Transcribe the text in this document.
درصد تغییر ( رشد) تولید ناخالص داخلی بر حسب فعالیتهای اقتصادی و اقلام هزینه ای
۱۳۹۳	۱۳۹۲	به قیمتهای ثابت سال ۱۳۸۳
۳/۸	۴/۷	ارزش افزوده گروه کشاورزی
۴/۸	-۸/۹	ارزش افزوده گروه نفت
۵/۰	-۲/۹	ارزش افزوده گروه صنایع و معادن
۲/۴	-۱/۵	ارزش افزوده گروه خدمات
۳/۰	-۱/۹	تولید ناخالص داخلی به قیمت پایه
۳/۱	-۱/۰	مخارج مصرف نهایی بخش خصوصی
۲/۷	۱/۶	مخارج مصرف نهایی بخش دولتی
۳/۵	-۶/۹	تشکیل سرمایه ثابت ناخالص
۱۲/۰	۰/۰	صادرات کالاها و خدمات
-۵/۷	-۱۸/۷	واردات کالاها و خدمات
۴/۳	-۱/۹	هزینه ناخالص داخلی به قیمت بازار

• **TASK TO CARRY OUT**
Pull out every line in the data above that has the word "خدمات".

• **ANSWER FOR THIS EXERCISE**
۲/۴	-۱/۵	ارزش افزوده گروه خدمات
۱۲/۰	۰/۰	صادرات کالاها و خدمات
-۵/۷	-۱۸/۷	واردات کالاها و خدمات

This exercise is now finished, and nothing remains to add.